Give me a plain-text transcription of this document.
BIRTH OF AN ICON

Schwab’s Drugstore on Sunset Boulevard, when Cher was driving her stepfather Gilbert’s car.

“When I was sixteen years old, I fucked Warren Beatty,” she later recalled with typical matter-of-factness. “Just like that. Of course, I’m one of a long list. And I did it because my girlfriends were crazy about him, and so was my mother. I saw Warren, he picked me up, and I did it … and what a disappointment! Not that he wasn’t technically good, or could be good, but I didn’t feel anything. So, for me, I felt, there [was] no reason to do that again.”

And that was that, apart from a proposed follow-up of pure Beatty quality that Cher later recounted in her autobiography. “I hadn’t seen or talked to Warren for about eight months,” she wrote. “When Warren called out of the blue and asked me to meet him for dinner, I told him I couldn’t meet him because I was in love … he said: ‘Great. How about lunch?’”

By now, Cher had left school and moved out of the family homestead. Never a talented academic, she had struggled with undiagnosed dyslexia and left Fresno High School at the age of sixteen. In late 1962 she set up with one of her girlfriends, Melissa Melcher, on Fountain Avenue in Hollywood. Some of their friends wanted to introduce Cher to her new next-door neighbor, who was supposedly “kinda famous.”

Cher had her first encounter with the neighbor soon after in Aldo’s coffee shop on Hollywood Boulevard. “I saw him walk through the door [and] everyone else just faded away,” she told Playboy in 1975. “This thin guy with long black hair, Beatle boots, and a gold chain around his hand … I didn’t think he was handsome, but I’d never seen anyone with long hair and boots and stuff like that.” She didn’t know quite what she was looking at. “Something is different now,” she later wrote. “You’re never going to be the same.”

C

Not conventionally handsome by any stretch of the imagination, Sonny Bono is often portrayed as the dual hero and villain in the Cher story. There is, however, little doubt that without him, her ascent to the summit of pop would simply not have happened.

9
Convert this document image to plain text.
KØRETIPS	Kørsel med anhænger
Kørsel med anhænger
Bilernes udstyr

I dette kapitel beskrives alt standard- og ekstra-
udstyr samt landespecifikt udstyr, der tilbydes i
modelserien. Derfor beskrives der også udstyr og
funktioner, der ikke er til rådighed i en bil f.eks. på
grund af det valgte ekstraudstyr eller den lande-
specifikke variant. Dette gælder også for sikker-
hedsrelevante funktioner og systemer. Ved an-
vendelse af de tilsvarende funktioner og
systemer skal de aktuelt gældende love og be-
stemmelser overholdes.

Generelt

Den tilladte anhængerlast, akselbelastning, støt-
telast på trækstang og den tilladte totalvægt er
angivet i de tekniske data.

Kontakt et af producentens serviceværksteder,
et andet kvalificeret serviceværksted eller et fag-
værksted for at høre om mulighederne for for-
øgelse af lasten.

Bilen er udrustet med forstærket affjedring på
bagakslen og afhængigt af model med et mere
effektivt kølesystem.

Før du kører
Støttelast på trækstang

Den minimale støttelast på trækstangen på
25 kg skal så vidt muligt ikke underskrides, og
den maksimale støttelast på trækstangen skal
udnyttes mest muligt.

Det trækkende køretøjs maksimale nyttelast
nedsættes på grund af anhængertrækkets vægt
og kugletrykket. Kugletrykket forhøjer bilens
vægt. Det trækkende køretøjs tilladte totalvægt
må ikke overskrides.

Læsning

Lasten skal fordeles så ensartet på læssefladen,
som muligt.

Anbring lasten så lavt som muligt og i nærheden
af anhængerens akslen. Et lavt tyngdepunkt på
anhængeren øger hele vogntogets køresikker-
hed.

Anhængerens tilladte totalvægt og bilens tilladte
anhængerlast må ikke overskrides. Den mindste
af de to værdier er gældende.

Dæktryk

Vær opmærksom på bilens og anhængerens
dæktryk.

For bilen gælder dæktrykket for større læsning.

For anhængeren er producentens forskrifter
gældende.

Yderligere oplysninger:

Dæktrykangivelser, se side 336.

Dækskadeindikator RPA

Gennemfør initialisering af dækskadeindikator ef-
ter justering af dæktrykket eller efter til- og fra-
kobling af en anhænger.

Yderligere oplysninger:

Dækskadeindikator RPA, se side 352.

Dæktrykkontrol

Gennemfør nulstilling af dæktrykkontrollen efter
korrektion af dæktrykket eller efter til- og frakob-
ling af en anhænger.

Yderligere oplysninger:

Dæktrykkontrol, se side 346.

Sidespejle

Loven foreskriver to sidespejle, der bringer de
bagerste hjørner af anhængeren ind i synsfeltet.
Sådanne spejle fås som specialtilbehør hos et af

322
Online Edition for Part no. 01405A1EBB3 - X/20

========

Retype the records above exactly.

Give me a plain-text transcription of this document.
BIRTH OF AN ICON

Schwab’s Drugstore on Sunset Boulevard, when Cher was driving her stepfather Gilbert’s car.

“When I was sixteen years old, I fucked Warren Beatty,” she later recalled with typical matter-of-factness. “Just like that. Of course, I’m one of a long list. And I did it because my girlfriends were crazy about him, and so was my mother. I saw Warren, he picked me up, and I did it … and what a disappointment! Not that he wasn’t technically good, or could be good, but I didn’t feel anything. So, for me, I felt, there [was] no reason to do that again.”

And that was that, apart from a proposed follow-up of pure Beatty quality that Cher later recounted in her autobiography. “I hadn’t seen or talked to Warren for about eight months,” she wrote. “When Warren called out of the blue and asked me to meet him for dinner, I told him I couldn’t meet him because I was in love … he said: ‘Great. How about lunch?’”

By now, Cher had left school and moved out of the family homestead. Never a talented academic, she had struggled with undiagnosed dyslexia and left Fresno High School at the age of sixteen. In late 1962 she set up with one of her girlfriends, Melissa Melcher, on Fountain Avenue in Hollywood. Some of their friends wanted to introduce Cher to her new next-door neighbor, who was supposedly “kinda famous.”

Cher had her first encounter with the neighbor soon after in Aldo’s coffee shop on Hollywood Boulevard. “I saw him walk through the door [and] everyone else just faded away,” she told Playboy in 1975. “This thin guy with long black hair, Beatle boots, and a gold chain around his hand … I didn’t think he was handsome, but I’d never seen anyone with long hair and boots and stuff like that.” She didn’t know quite what she was looking at. “Something is different now,” she later wrote. “You’re never going to be the same.”

C

Not conventionally handsome by any stretch of the imagination, Sonny Bono is often portrayed as the dual hero and villain in the Cher story. There is, however, little doubt that without him, her ascent to the summit of pop would simply not have happened.

9
Convert this document image to plain text.
KØRETIPS	Kørsel med anhænger
Kørsel med anhænger
Bilernes udstyr

I dette kapitel beskrives alt standard- og ekstra-
udstyr samt landespecifikt udstyr, der tilbydes i
modelserien. Derfor beskrives der også udstyr og
funktioner, der ikke er til rådighed i en bil f.eks. på
grund af det valgte ekstraudstyr eller den lande-
specifikke variant. Dette gælder også for sikker-
hedsrelevante funktioner og systemer. Ved an-
vendelse af de tilsvarende funktioner og
systemer skal de aktuelt gældende love og be-
stemmelser overholdes.

Generelt

Den tilladte anhængerlast, akselbelastning, støt-
telast på trækstang og den tilladte totalvægt er
angivet i de tekniske data.

Kontakt et af producentens serviceværksteder,
et andet kvalificeret serviceværksted eller et fag-
værksted for at høre om mulighederne for for-
øgelse af lasten.

Bilen er udrustet med forstærket affjedring på
bagakslen og afhængigt af model med et mere
effektivt kølesystem.

Før du kører
Støttelast på trækstang

Den minimale støttelast på trækstangen på
25 kg skal så vidt muligt ikke underskrides, og
den maksimale støttelast på trækstangen skal
udnyttes mest muligt.

Det trækkende køretøjs maksimale nyttelast
nedsættes på grund af anhængertrækkets vægt
og kugletrykket. Kugletrykket forhøjer bilens
vægt. Det trækkende køretøjs tilladte totalvægt
må ikke overskrides.

Læsning

Lasten skal fordeles så ensartet på læssefladen,
som muligt.

Anbring lasten så lavt som muligt og i nærheden
af anhængerens akslen. Et lavt tyngdepunkt på
anhængeren øger hele vogntogets køresikker-
hed.

Anhængerens tilladte totalvægt og bilens tilladte
anhængerlast må ikke overskrides. Den mindste
af de to værdier er gældende.

Dæktryk

Vær opmærksom på bilens og anhængerens
dæktryk.

For bilen gælder dæktrykket for større læsning.

For anhængeren er producentens forskrifter
gældende.

Yderligere oplysninger:

Dæktrykangivelser, se side 336.

Dækskadeindikator RPA

Gennemfør initialisering af dækskadeindikator ef-
ter justering af dæktrykket eller efter til- og fra-
kobling af en anhænger.

Yderligere oplysninger:

Dækskadeindikator RPA, se side 352.

Dæktrykkontrol

Gennemfør nulstilling af dæktrykkontrollen efter
korrektion af dæktrykket eller efter til- og frakob-
ling af en anhænger.

Yderligere oplysninger:

Dæktrykkontrol, se side 346.

Sidespejle

Loven foreskriver to sidespejle, der bringer de
bagerste hjørner af anhængeren ind i synsfeltet.
Sådanne spejle fås som specialtilbehør hos et af

322
Online Edition for Part no. 01405A1EBB3 - X/20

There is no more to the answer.